_Job:_ Write out each record again exactly as it stands.

_Extracted material:_
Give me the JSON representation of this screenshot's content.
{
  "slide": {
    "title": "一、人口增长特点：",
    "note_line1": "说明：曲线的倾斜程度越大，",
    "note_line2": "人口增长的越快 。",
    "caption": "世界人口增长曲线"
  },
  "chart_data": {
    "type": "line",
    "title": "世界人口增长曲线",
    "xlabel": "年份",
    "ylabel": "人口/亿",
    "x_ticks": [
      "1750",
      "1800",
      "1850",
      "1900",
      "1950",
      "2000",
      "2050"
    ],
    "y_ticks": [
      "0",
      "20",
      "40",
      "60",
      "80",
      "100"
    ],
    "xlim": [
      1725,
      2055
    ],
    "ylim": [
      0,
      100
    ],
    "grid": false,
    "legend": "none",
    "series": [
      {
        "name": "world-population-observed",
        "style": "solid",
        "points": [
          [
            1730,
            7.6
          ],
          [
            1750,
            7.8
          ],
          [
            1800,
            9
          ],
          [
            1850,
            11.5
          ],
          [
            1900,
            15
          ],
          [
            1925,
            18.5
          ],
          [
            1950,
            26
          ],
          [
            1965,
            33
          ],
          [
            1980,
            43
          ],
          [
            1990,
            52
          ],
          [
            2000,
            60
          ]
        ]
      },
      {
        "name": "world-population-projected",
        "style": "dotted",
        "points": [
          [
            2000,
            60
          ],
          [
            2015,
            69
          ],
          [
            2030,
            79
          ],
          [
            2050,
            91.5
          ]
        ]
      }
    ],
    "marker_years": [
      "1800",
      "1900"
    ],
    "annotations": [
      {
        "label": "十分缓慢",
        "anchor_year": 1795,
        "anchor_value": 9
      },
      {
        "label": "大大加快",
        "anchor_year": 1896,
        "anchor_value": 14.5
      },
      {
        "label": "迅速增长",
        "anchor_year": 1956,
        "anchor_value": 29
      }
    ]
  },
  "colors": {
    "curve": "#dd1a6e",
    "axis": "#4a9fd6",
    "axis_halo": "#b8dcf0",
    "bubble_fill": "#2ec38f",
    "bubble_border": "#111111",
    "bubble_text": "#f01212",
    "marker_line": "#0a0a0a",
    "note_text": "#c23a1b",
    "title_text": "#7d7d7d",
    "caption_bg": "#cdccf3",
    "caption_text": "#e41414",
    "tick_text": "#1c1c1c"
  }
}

_Answer to this problem:_
Give me the JSON representation of this screenshot's content.
{
  "slide": {
    "title": "一、人口增长特点：",
    "note_line1": "说明：曲线的倾斜程度越大，",
    "note_line2": "人口增长的越快 。",
    "caption": "世界人口增长曲线"
  },
  "chart_data": {
    "type": "line",
    "title": "世界人口增长曲线",
    "xlabel": "年份",
    "ylabel": "人口/亿",
    "x_ticks": [
      "1750",
      "1800",
      "1850",
      "1900",
      "1950",
      "2000",
      "2050"
    ],
    "y_ticks": [
      "0",
      "20",
      "40",
      "60",
      "80",
      "100"
    ],
    "xlim": [
      1725,
      2055
    ],
    "ylim": [
      0,
      100
    ],
    "grid": false,
    "legend": "none",
    "series": [
      {
        "name": "world-population-observed",
        "style": "solid",
        "points": [
          [
            1730,
            7.6
          ],
          [
            1750,
            7.8
          ],
          [
            1800,
            9
          ],
          [
            1850,
            11.5
          ],
          [
            1900,
            15
          ],
          [
            1925,
            18.5
          ],
          [
            1950,
            26
          ],
          [
            1965,
            33
          ],
          [
            1980,
            43
          ],
          [
            1990,
            52
          ],
          [
            2000,
            60
          ]
        ]
      },
      {
        "name": "world-population-projected",
        "style": "dotted",
        "points": [
          [
            2000,
            60
          ],
          [
            2015,
            69
          ],
          [
            2030,
            79
          ],
          [
            2050,
            91.5
          ]
        ]
      }
    ],
    "marker_years": [
      "1800",
      "1900"
    ],
    "annotations": [
      {
        "label": "十分缓慢",
        "anchor_year": 1795,
        "anchor_value": 9
      },
      {
        "label": "大大加快",
        "anchor_year": 1896,
        "anchor_value": 14.5
      },
      {
        "label": "迅速增长",
        "anchor_year": 1956,
        "anchor_value": 29
      }
    ]
  },
  "colors": {
    "curve": "#dd1a6e",
    "axis": "#4a9fd6",
    "axis_halo": "#b8dcf0",
    "bubble_fill": "#2ec38f",
    "bubble_border": "#111111",
    "bubble_text": "#f01212",
    "marker_line": "#0a0a0a",
    "note_text": "#c23a1b",
    "title_text": "#7d7d7d",
    "caption_bg": "#cdccf3",
    "caption_text": "#e41414",
    "tick_text": "#1c1c1c"
  }
}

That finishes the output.